___ Records provided
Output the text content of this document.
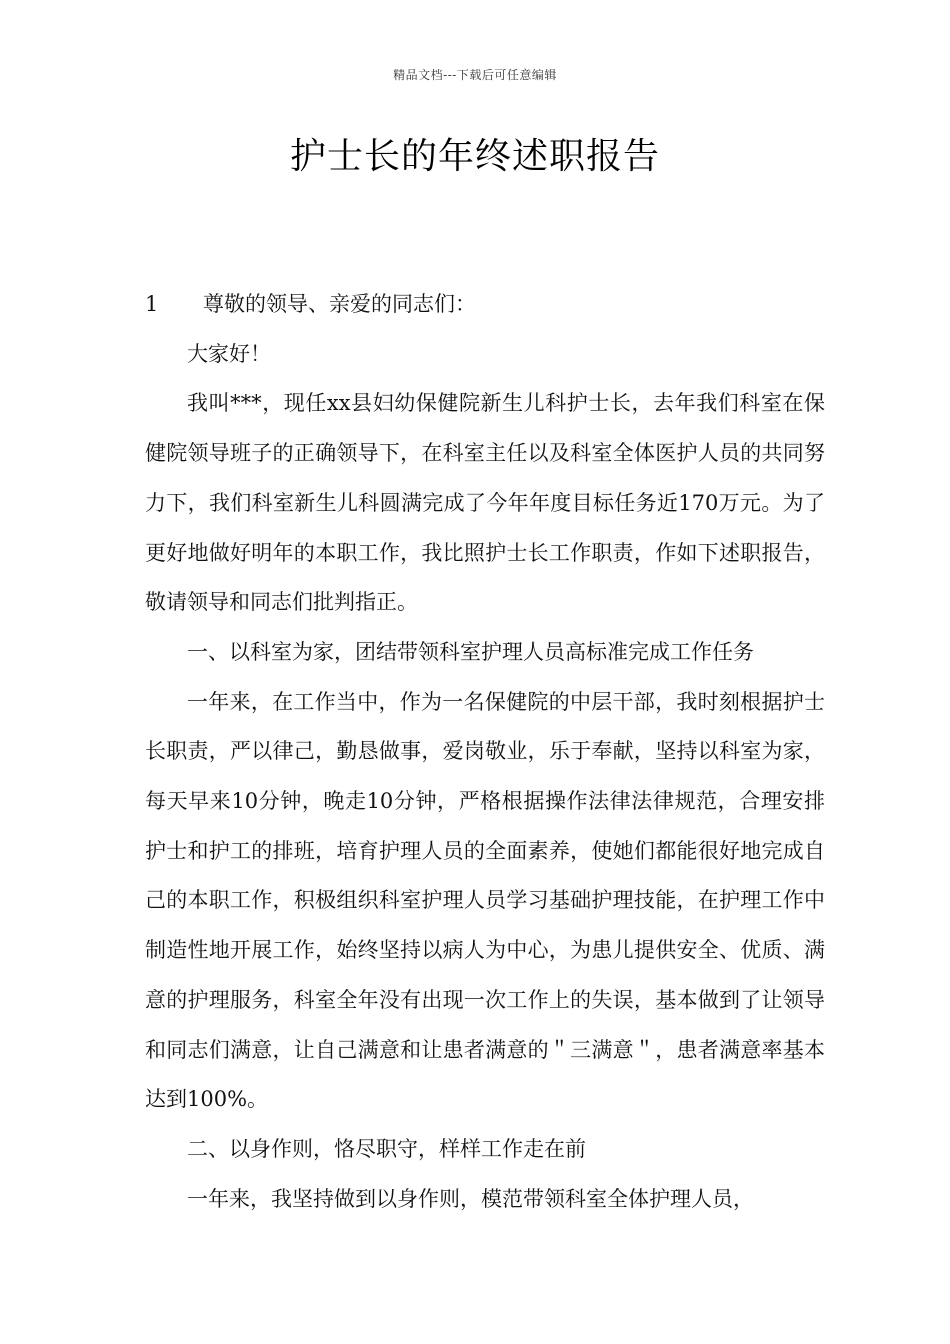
精品文档---下载后可任意编辑
护士长的年终述职报告
1 尊敬的领导、亲爱的同志们：

大家好！

我叫***，现任xx县妇幼保健院新生儿科护士长，去年我们科室在保健院领导班子的正确领导下，在科室主任以及科室全体医护人员的共同努力下，我们科室新生儿科圆满完成了今年年度目标任务近170万元。为了更好地做好明年的本职工作，我比照护士长工作职责，作如下述职报告，敬请领导和同志们批判指正。

一、以科室为家，团结带领科室护理人员高标准完成工作任务

一年来，在工作当中，作为一名保健院的中层干部，我时刻根据护士长职责，严以律己，勤恳做事，爱岗敬业，乐于奉献，坚持以科室为家，每天早来10分钟，晚走10分钟，严格根据操作法律法律规范，合理安排护士和护工的排班，培育护理人员的全面素养，使她们都能很好地完成自己的本职工作，积极组织科室护理人员学习基础护理技能，在护理工作中制造性地开展工作，始终坚持以病人为中心，为患儿提供安全、优质、满意的护理服务，科室全年没有出现一次工作上的失误，基本做到了让领导和同志们满意，让自己满意和让患者满意的＂三满意＂，患者满意率基本达到100%。

二、以身作则，恪尽职守，样样工作走在前

一年来，我坚持做到以身作则，模范带领科室全体护理人员，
______
Without the pictures, restate all of the entries above verbatim.

Output the text content of this document.
精品文档---下载后可任意编辑
护士长的年终述职报告
1 尊敬的领导、亲爱的同志们：

大家好！

我叫***，现任xx县妇幼保健院新生儿科护士长，去年我们科室在保健院领导班子的正确领导下，在科室主任以及科室全体医护人员的共同努力下，我们科室新生儿科圆满完成了今年年度目标任务近170万元。为了更好地做好明年的本职工作，我比照护士长工作职责，作如下述职报告，敬请领导和同志们批判指正。

一、以科室为家，团结带领科室护理人员高标准完成工作任务

一年来，在工作当中，作为一名保健院的中层干部，我时刻根据护士长职责，严以律己，勤恳做事，爱岗敬业，乐于奉献，坚持以科室为家，每天早来10分钟，晚走10分钟，严格根据操作法律法律规范，合理安排护士和护工的排班，培育护理人员的全面素养，使她们都能很好地完成自己的本职工作，积极组织科室护理人员学习基础护理技能，在护理工作中制造性地开展工作，始终坚持以病人为中心，为患儿提供安全、优质、满意的护理服务，科室全年没有出现一次工作上的失误，基本做到了让领导和同志们满意，让自己满意和让患者满意的＂三满意＂，患者满意率基本达到100%。

二、以身作则，恪尽职守，样样工作走在前

一年来，我坚持做到以身作则，模范带领科室全体护理人员，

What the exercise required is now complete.